▶ [STATED GOAL]: Return the entries below in their exact form, leaving the pictures out.

▶ [PROVIDED ENTRIES]:
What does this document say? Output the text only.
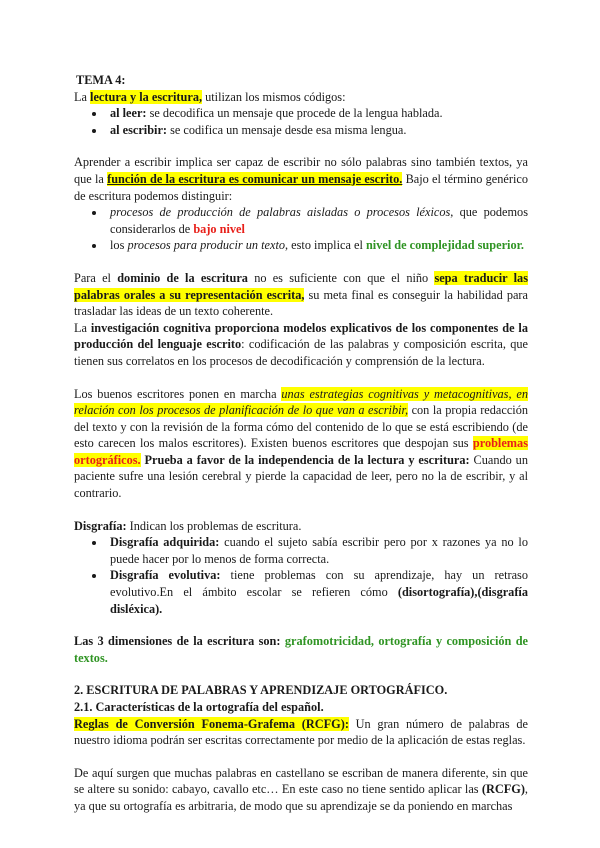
TEMA 4:

La lectura y la escritura, utilizan los mismos códigos:

• al leer: se decodifica un mensaje que procede de la lengua hablada.
• al escribir: se codifica un mensaje desde esa misma lengua.

Aprender a escribir implica ser capaz de escribir no sólo palabras sino también textos, ya que la función de la escritura es comunicar un mensaje escrito. Bajo el término genérico de escritura podemos distinguir:

• procesos de producción de palabras aisladas o procesos léxicos, que podemos considerarlos de bajo nivel
• los procesos para producir un texto, esto implica el nivel de complejidad superior.

Para el dominio de la escritura no es suficiente con que el niño sepa traducir las palabras orales a su representación escrita, su meta final es conseguir la habilidad para trasladar las ideas de un texto coherente.

La investigación cognitiva proporciona modelos explicativos de los componentes de la producción del lenguaje escrito: codificación de las palabras y composición escrita, que tienen sus correlatos en los procesos de decodificación y comprensión de la lectura.

Los buenos escritores ponen en marcha unas estrategias cognitivas y metacognitivas, en relación con los procesos de planificación de lo que van a escribir, con la propia redacción del texto y con la revisión de la forma cómo del contenido de lo que se está escribiendo (de esto carecen los malos escritores). Existen buenos escritores que despojan sus problemas ortográficos. Prueba a favor de la independencia de la lectura y escritura: Cuando un paciente sufre una lesión cerebral y pierde la capacidad de leer, pero no la de escribir, y al contrario.

Disgrafía: Indican los problemas de escritura.

• Disgrafía adquirida: cuando el sujeto sabía escribir pero por x razones ya no lo puede hacer por lo menos de forma correcta.
• Disgrafía evolutiva: tiene problemas con su aprendizaje, hay un retraso evolutivo.En el ámbito escolar se refieren cómo (disortografía),(disgrafía disléxica).

Las 3 dimensiones de la escritura son: grafomotricidad, ortografía y composición de textos.

2. ESCRITURA DE PALABRAS Y APRENDIZAJE ORTOGRÁFICO.

2.1. Características de la ortografía del español.

Reglas de Conversión Fonema-Grafema (RCFG): Un gran número de palabras de nuestro idioma podrán ser escritas correctamente por medio de la aplicación de estas reglas.

De aquí surgen que muchas palabras en castellano se escriban de manera diferente, sin que se altere su sonido: cabayo, cavallo etc… En este caso no tiene sentido aplicar las (RCFG), ya que su ortografía es arbitraria, de modo que su aprendizaje se da poniendo en marchas
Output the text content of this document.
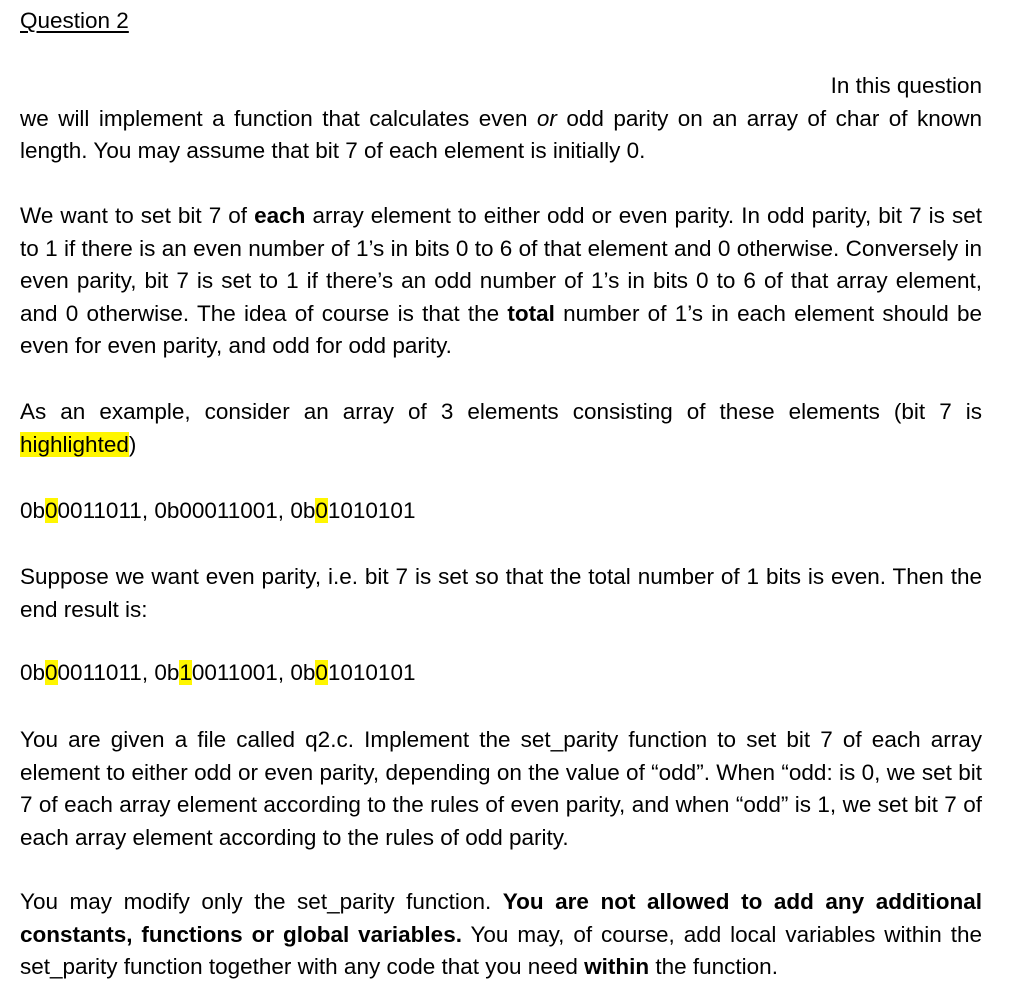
Question 2

In this question
we will implement a function that calculates even or odd parity on an array of char of known length. You may assume that bit 7 of each element is initially 0.

We want to set bit 7 of each array element to either odd or even parity. In odd parity, bit 7 is set to 1 if there is an even number of 1’s in bits 0 to 6 of that element and 0 otherwise. Conversely in even parity, bit 7 is set to 1 if there’s an odd number of 1’s in bits 0 to 6 of that array element, and 0 otherwise. The idea of course is that the total number of 1’s in each element should be even for even parity, and odd for odd parity.

As an example, consider an array of 3 elements consisting of these elements (bit 7 is highlighted)

0b00011011, 0b00011001, 0b01010101

Suppose we want even parity, i.e. bit 7 is set so that the total number of 1 bits is even. Then the end result is:

0b00011011, 0b10011001, 0b01010101

You are given a file called q2.c. Implement the set_parity function to set bit 7 of each array element to either odd or even parity, depending on the value of “odd”. When “odd: is 0, we set bit 7 of each array element according to the rules of even parity, and when “odd” is 1, we set bit 7 of each array element according to the rules of odd parity.

You may modify only the set_parity function. You are not allowed to add any additional constants, functions or global variables. You may, of course, add local variables within the set_parity function together with any code that you need within the function.
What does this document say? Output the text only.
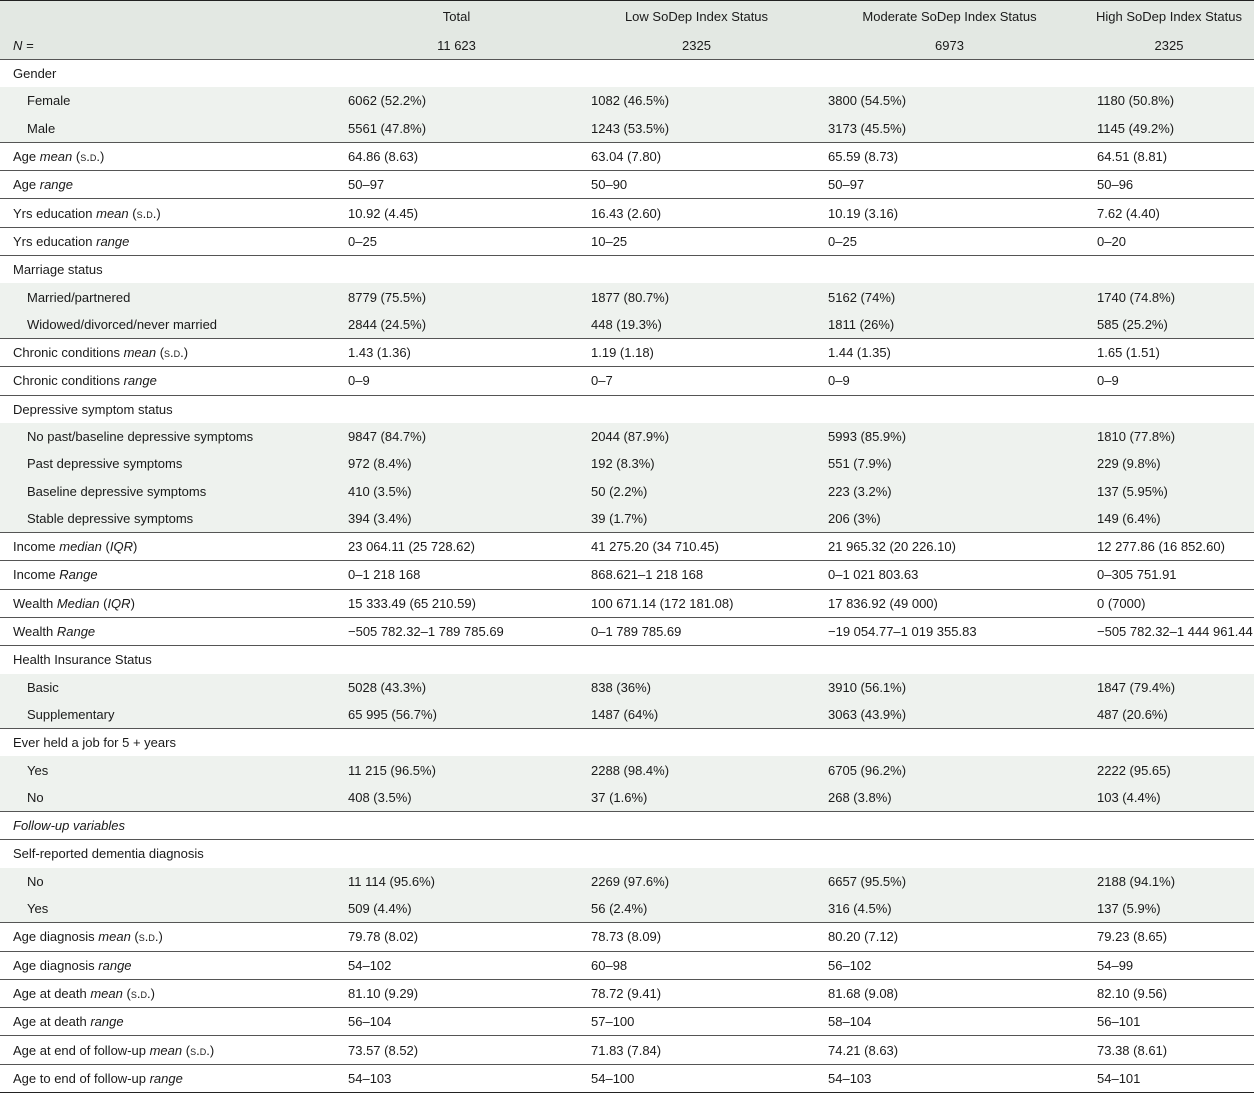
	Total	Low SoDep Index Status	Moderate SoDep Index Status	High SoDep Index Status
N =	11 623	2325	6973	2325
Gender				
Female	6062 (52.2%)	1082 (46.5%)	3800 (54.5%)	1180 (50.8%)
Male	5561 (47.8%)	1243 (53.5%)	3173 (45.5%)	1145 (49.2%)
Age mean (s.d.)	64.86 (8.63)	63.04 (7.80)	65.59 (8.73)	64.51 (8.81)
Age range	50–97	50–90	50–97	50–96
Yrs education mean (s.d.)	10.92 (4.45)	16.43 (2.60)	10.19 (3.16)	7.62 (4.40)
Yrs education range	0–25	10–25	0–25	0–20
Marriage status				
Married/partnered	8779 (75.5%)	1877 (80.7%)	5162 (74%)	1740 (74.8%)
Widowed/divorced/never married	2844 (24.5%)	448 (19.3%)	1811 (26%)	585 (25.2%)
Chronic conditions mean (s.d.)	1.43 (1.36)	1.19 (1.18)	1.44 (1.35)	1.65 (1.51)
Chronic conditions range	0–9	0–7	0–9	0–9
Depressive symptom status				
No past/baseline depressive symptoms	9847 (84.7%)	2044 (87.9%)	5993 (85.9%)	1810 (77.8%)
Past depressive symptoms	972 (8.4%)	192 (8.3%)	551 (7.9%)	229 (9.8%)
Baseline depressive symptoms	410 (3.5%)	50 (2.2%)	223 (3.2%)	137 (5.95%)
Stable depressive symptoms	394 (3.4%)	39 (1.7%)	206 (3%)	149 (6.4%)
Income median (IQR)	23 064.11 (25 728.62)	41 275.20 (34 710.45)	21 965.32 (20 226.10)	12 277.86 (16 852.60)
Income Range	0–1 218 168	868.621–1 218 168	0–1 021 803.63	0–305 751.91
Wealth Median (IQR)	15 333.49 (65 210.59)	100 671.14 (172 181.08)	17 836.92 (49 000)	0 (7000)
Wealth Range	−505 782.32–1 789 785.69	0–1 789 785.69	−19 054.77–1 019 355.83	−505 782.32–1 444 961.44
Health Insurance Status				
Basic	5028 (43.3%)	838 (36%)	3910 (56.1%)	1847 (79.4%)
Supplementary	65 995 (56.7%)	1487 (64%)	3063 (43.9%)	487 (20.6%)
Ever held a job for 5 + years				
Yes	11 215 (96.5%)	2288 (98.4%)	6705 (96.2%)	2222 (95.65)
No	408 (3.5%)	37 (1.6%)	268 (3.8%)	103 (4.4%)
Follow-up variables				
Self-reported dementia diagnosis				
No	11 114 (95.6%)	2269 (97.6%)	6657 (95.5%)	2188 (94.1%)
Yes	509 (4.4%)	56 (2.4%)	316 (4.5%)	137 (5.9%)
Age diagnosis mean (s.d.)	79.78 (8.02)	78.73 (8.09)	80.20 (7.12)	79.23 (8.65)
Age diagnosis range	54–102	60–98	56–102	54–99
Age at death mean (s.d.)	81.10 (9.29)	78.72 (9.41)	81.68 (9.08)	82.10 (9.56)
Age at death range	56–104	57–100	58–104	56–101
Age at end of follow-up mean (s.d.)	73.57 (8.52)	71.83 (7.84)	74.21 (8.63)	73.38 (8.61)
Age to end of follow-up range	54–103	54–100	54–103	54–101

▶ [COMPLETED TASK]:
What does this document say? Output the text only.
TEMA 4:

La lectura y la escritura, utilizan los mismos códigos:

• al leer: se decodifica un mensaje que procede de la lengua hablada.
• al escribir: se codifica un mensaje desde esa misma lengua.

Aprender a escribir implica ser capaz de escribir no sólo palabras sino también textos, ya que la función de la escritura es comunicar un mensaje escrito. Bajo el término genérico de escritura podemos distinguir:

• procesos de producción de palabras aisladas o procesos léxicos, que podemos considerarlos de bajo nivel
• los procesos para producir un texto, esto implica el nivel de complejidad superior.

Para el dominio de la escritura no es suficiente con que el niño sepa traducir las palabras orales a su representación escrita, su meta final es conseguir la habilidad para trasladar las ideas de un texto coherente.

La investigación cognitiva proporciona modelos explicativos de los componentes de la producción del lenguaje escrito: codificación de las palabras y composición escrita, que tienen sus correlatos en los procesos de decodificación y comprensión de la lectura.

Los buenos escritores ponen en marcha unas estrategias cognitivas y metacognitivas, en relación con los procesos de planificación de lo que van a escribir, con la propia redacción del texto y con la revisión de la forma cómo del contenido de lo que se está escribiendo (de esto carecen los malos escritores). Existen buenos escritores que despojan sus problemas ortográficos. Prueba a favor de la independencia de la lectura y escritura: Cuando un paciente sufre una lesión cerebral y pierde la capacidad de leer, pero no la de escribir, y al contrario.

Disgrafía: Indican los problemas de escritura.

• Disgrafía adquirida: cuando el sujeto sabía escribir pero por x razones ya no lo puede hacer por lo menos de forma correcta.
• Disgrafía evolutiva: tiene problemas con su aprendizaje, hay un retraso evolutivo.En el ámbito escolar se refieren cómo (disortografía),(disgrafía disléxica).

Las 3 dimensiones de la escritura son: grafomotricidad, ortografía y composición de textos.

2. ESCRITURA DE PALABRAS Y APRENDIZAJE ORTOGRÁFICO.

2.1. Características de la ortografía del español.

Reglas de Conversión Fonema-Grafema (RCFG): Un gran número de palabras de nuestro idioma podrán ser escritas correctamente por medio de la aplicación de estas reglas.

De aquí surgen que muchas palabras en castellano se escriban de manera diferente, sin que se altere su sonido: cabayo, cavallo etc… En este caso no tiene sentido aplicar las (RCFG), ya que su ortografía es arbitraria, de modo que su aprendizaje se da poniendo en marchas
Output the text content of this document.
Question 2

In this question
we will implement a function that calculates even or odd parity on an array of char of known length. You may assume that bit 7 of each element is initially 0.

We want to set bit 7 of each array element to either odd or even parity. In odd parity, bit 7 is set to 1 if there is an even number of 1’s in bits 0 to 6 of that element and 0 otherwise. Conversely in even parity, bit 7 is set to 1 if there’s an odd number of 1’s in bits 0 to 6 of that array element, and 0 otherwise. The idea of course is that the total number of 1’s in each element should be even for even parity, and odd for odd parity.

As an example, consider an array of 3 elements consisting of these elements (bit 7 is highlighted)

0b00011011, 0b00011001, 0b01010101

Suppose we want even parity, i.e. bit 7 is set so that the total number of 1 bits is even. Then the end result is:

0b00011011, 0b10011001, 0b01010101

You are given a file called q2.c. Implement the set_parity function to set bit 7 of each array element to either odd or even parity, depending on the value of “odd”. When “odd: is 0, we set bit 7 of each array element according to the rules of even parity, and when “odd” is 1, we set bit 7 of each array element according to the rules of odd parity.

You may modify only the set_parity function. You are not allowed to add any additional constants, functions or global variables. You may, of course, add local variables within the set_parity function together with any code that you need within the function.
What does this document say? Output the text only.
	Total	Low SoDep Index Status	Moderate SoDep Index Status	High SoDep Index Status
N =	11 623	2325	6973	2325
Gender				
Female	6062 (52.2%)	1082 (46.5%)	3800 (54.5%)	1180 (50.8%)
Male	5561 (47.8%)	1243 (53.5%)	3173 (45.5%)	1145 (49.2%)
Age mean (s.d.)	64.86 (8.63)	63.04 (7.80)	65.59 (8.73)	64.51 (8.81)
Age range	50–97	50–90	50–97	50–96
Yrs education mean (s.d.)	10.92 (4.45)	16.43 (2.60)	10.19 (3.16)	7.62 (4.40)
Yrs education range	0–25	10–25	0–25	0–20
Marriage status				
Married/partnered	8779 (75.5%)	1877 (80.7%)	5162 (74%)	1740 (74.8%)
Widowed/divorced/never married	2844 (24.5%)	448 (19.3%)	1811 (26%)	585 (25.2%)
Chronic conditions mean (s.d.)	1.43 (1.36)	1.19 (1.18)	1.44 (1.35)	1.65 (1.51)
Chronic conditions range	0–9	0–7	0–9	0–9
Depressive symptom status				
No past/baseline depressive symptoms	9847 (84.7%)	2044 (87.9%)	5993 (85.9%)	1810 (77.8%)
Past depressive symptoms	972 (8.4%)	192 (8.3%)	551 (7.9%)	229 (9.8%)
Baseline depressive symptoms	410 (3.5%)	50 (2.2%)	223 (3.2%)	137 (5.95%)
Stable depressive symptoms	394 (3.4%)	39 (1.7%)	206 (3%)	149 (6.4%)
Income median (IQR)	23 064.11 (25 728.62)	41 275.20 (34 710.45)	21 965.32 (20 226.10)	12 277.86 (16 852.60)
Income Range	0–1 218 168	868.621–1 218 168	0–1 021 803.63	0–305 751.91
Wealth Median (IQR)	15 333.49 (65 210.59)	100 671.14 (172 181.08)	17 836.92 (49 000)	0 (7000)
Wealth Range	−505 782.32–1 789 785.69	0–1 789 785.69	−19 054.77–1 019 355.83	−505 782.32–1 444 961.44
Health Insurance Status				
Basic	5028 (43.3%)	838 (36%)	3910 (56.1%)	1847 (79.4%)
Supplementary	65 995 (56.7%)	1487 (64%)	3063 (43.9%)	487 (20.6%)
Ever held a job for 5 + years				
Yes	11 215 (96.5%)	2288 (98.4%)	6705 (96.2%)	2222 (95.65)
No	408 (3.5%)	37 (1.6%)	268 (3.8%)	103 (4.4%)
Follow-up variables				
Self-reported dementia diagnosis				
No	11 114 (95.6%)	2269 (97.6%)	6657 (95.5%)	2188 (94.1%)
Yes	509 (4.4%)	56 (2.4%)	316 (4.5%)	137 (5.9%)
Age diagnosis mean (s.d.)	79.78 (8.02)	78.73 (8.09)	80.20 (7.12)	79.23 (8.65)
Age diagnosis range	54–102	60–98	56–102	54–99
Age at death mean (s.d.)	81.10 (9.29)	78.72 (9.41)	81.68 (9.08)	82.10 (9.56)
Age at death range	56–104	57–100	58–104	56–101
Age at end of follow-up mean (s.d.)	73.57 (8.52)	71.83 (7.84)	74.21 (8.63)	73.38 (8.61)
Age to end of follow-up range	54–103	54–100	54–103	54–101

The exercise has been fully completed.